To do. Type out all the records word for word. Any pictures are to be left out.

════════════════

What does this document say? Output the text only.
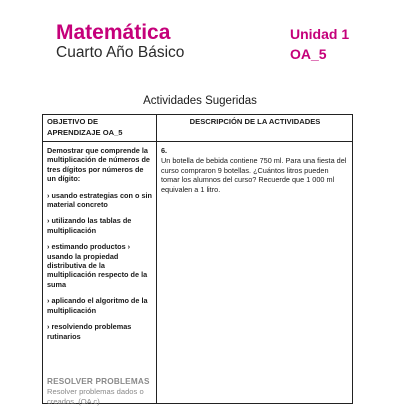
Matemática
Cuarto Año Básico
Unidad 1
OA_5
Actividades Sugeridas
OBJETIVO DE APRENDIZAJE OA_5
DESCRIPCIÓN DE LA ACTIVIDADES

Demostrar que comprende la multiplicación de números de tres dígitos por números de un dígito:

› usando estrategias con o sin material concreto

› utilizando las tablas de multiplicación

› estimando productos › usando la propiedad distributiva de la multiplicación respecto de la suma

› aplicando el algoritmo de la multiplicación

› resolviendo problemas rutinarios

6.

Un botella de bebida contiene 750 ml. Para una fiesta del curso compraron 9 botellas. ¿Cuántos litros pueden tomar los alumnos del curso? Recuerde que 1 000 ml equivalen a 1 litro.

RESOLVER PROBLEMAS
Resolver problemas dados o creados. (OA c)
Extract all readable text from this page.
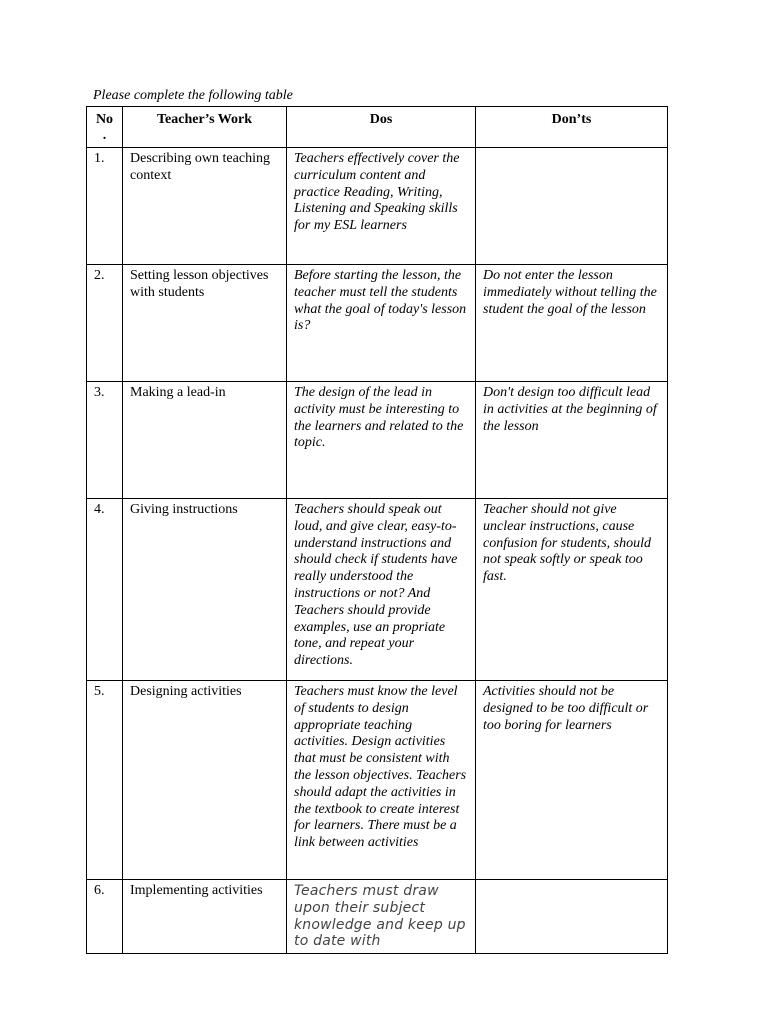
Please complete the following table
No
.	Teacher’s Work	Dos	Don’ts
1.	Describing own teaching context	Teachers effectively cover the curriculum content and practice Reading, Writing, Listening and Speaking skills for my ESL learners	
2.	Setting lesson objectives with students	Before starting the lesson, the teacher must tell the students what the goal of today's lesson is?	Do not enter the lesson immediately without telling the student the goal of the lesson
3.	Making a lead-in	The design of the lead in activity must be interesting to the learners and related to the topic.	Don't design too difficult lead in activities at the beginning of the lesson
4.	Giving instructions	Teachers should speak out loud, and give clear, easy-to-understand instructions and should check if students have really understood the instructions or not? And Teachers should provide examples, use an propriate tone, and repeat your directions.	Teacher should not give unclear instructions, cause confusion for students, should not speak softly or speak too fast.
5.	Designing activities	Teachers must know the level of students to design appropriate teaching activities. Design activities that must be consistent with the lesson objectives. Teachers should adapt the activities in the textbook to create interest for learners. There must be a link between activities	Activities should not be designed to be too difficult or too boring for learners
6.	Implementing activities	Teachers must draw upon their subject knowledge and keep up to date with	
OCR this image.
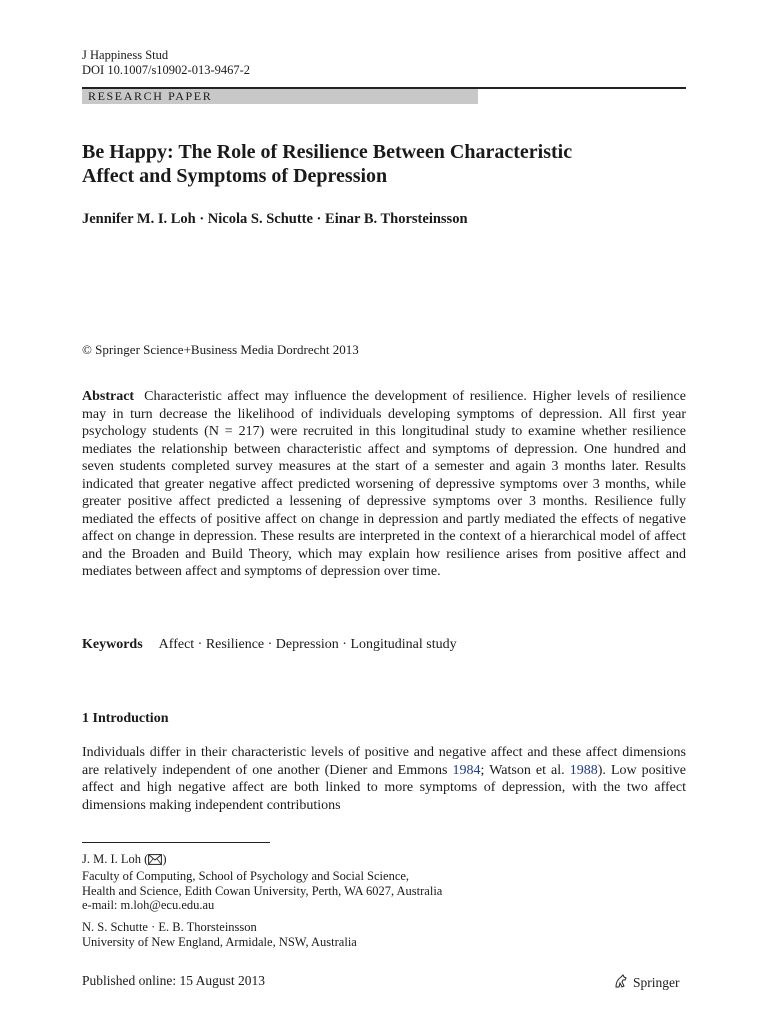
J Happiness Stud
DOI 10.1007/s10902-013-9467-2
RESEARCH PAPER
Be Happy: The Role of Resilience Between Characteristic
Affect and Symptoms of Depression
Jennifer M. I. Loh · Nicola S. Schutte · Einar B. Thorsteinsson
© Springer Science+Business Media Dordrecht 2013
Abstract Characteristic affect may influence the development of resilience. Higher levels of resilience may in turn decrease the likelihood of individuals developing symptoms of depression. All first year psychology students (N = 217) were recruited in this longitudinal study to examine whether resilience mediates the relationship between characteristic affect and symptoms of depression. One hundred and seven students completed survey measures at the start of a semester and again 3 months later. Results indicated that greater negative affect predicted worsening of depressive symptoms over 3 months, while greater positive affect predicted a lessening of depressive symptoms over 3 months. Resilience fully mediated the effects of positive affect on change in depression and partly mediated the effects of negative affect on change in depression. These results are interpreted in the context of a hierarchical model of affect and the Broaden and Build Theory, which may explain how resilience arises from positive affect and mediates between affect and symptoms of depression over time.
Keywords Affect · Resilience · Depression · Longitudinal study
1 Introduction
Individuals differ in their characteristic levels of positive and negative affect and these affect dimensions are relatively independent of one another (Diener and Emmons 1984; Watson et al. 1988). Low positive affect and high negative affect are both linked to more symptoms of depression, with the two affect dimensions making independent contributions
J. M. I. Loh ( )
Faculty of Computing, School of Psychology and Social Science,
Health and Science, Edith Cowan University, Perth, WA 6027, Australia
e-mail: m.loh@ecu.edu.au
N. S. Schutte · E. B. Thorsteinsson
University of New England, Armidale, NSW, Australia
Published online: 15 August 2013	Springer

════════════════

Exercise answer.
What does this document say? Output the text only.
Matemática
Cuarto Año Básico
Unidad 1
OA_5
Actividades Sugeridas
OBJETIVO DE APRENDIZAJE OA_5
DESCRIPCIÓN DE LA ACTIVIDADES

Demostrar que comprende la multiplicación de números de tres dígitos por números de un dígito:

› usando estrategias con o sin material concreto

› utilizando las tablas de multiplicación

› estimando productos › usando la propiedad distributiva de la multiplicación respecto de la suma

› aplicando el algoritmo de la multiplicación

› resolviendo problemas rutinarios

6.

Un botella de bebida contiene 750 ml. Para una fiesta del curso compraron 9 botellas. ¿Cuántos litros pueden tomar los alumnos del curso? Recuerde que 1 000 ml equivalen a 1 litro.

RESOLVER PROBLEMAS
Resolver problemas dados o creados. (OA c)
Extract all readable text from this page.
Please complete the following table
No
.	Teacher’s Work	Dos	Don’ts
1.	Describing own teaching context	Teachers effectively cover the curriculum content and practice Reading, Writing, Listening and Speaking skills for my ESL learners	
2.	Setting lesson objectives with students	Before starting the lesson, the teacher must tell the students what the goal of today's lesson is?	Do not enter the lesson immediately without telling the student the goal of the lesson
3.	Making a lead-in	The design of the lead in activity must be interesting to the learners and related to the topic.	Don't design too difficult lead in activities at the beginning of the lesson
4.	Giving instructions	Teachers should speak out loud, and give clear, easy-to-understand instructions and should check if students have really understood the instructions or not? And Teachers should provide examples, use an propriate tone, and repeat your directions.	Teacher should not give unclear instructions, cause confusion for students, should not speak softly or speak too fast.
5.	Designing activities	Teachers must know the level of students to design appropriate teaching activities. Design activities that must be consistent with the lesson objectives. Teachers should adapt the activities in the textbook to create interest for learners. There must be a link between activities	Activities should not be designed to be too difficult or too boring for learners
6.	Implementing activities	Teachers must draw upon their subject knowledge and keep up to date with	
OCR this image.
J Happiness Stud
DOI 10.1007/s10902-013-9467-2
RESEARCH PAPER
Be Happy: The Role of Resilience Between Characteristic
Affect and Symptoms of Depression
Jennifer M. I. Loh · Nicola S. Schutte · Einar B. Thorsteinsson
© Springer Science+Business Media Dordrecht 2013
Abstract Characteristic affect may influence the development of resilience. Higher levels of resilience may in turn decrease the likelihood of individuals developing symptoms of depression. All first year psychology students (N = 217) were recruited in this longitudinal study to examine whether resilience mediates the relationship between characteristic affect and symptoms of depression. One hundred and seven students completed survey measures at the start of a semester and again 3 months later. Results indicated that greater negative affect predicted worsening of depressive symptoms over 3 months, while greater positive affect predicted a lessening of depressive symptoms over 3 months. Resilience fully mediated the effects of positive affect on change in depression and partly mediated the effects of negative affect on change in depression. These results are interpreted in the context of a hierarchical model of affect and the Broaden and Build Theory, which may explain how resilience arises from positive affect and mediates between affect and symptoms of depression over time.
Keywords Affect · Resilience · Depression · Longitudinal study
1 Introduction
Individuals differ in their characteristic levels of positive and negative affect and these affect dimensions are relatively independent of one another (Diener and Emmons 1984; Watson et al. 1988). Low positive affect and high negative affect are both linked to more symptoms of depression, with the two affect dimensions making independent contributions
J. M. I. Loh ( )
Faculty of Computing, School of Psychology and Social Science,
Health and Science, Edith Cowan University, Perth, WA 6027, Australia
e-mail: m.loh@ecu.edu.au
N. S. Schutte · E. B. Thorsteinsson
University of New England, Armidale, NSW, Australia
Published online: 15 August 2013	Springer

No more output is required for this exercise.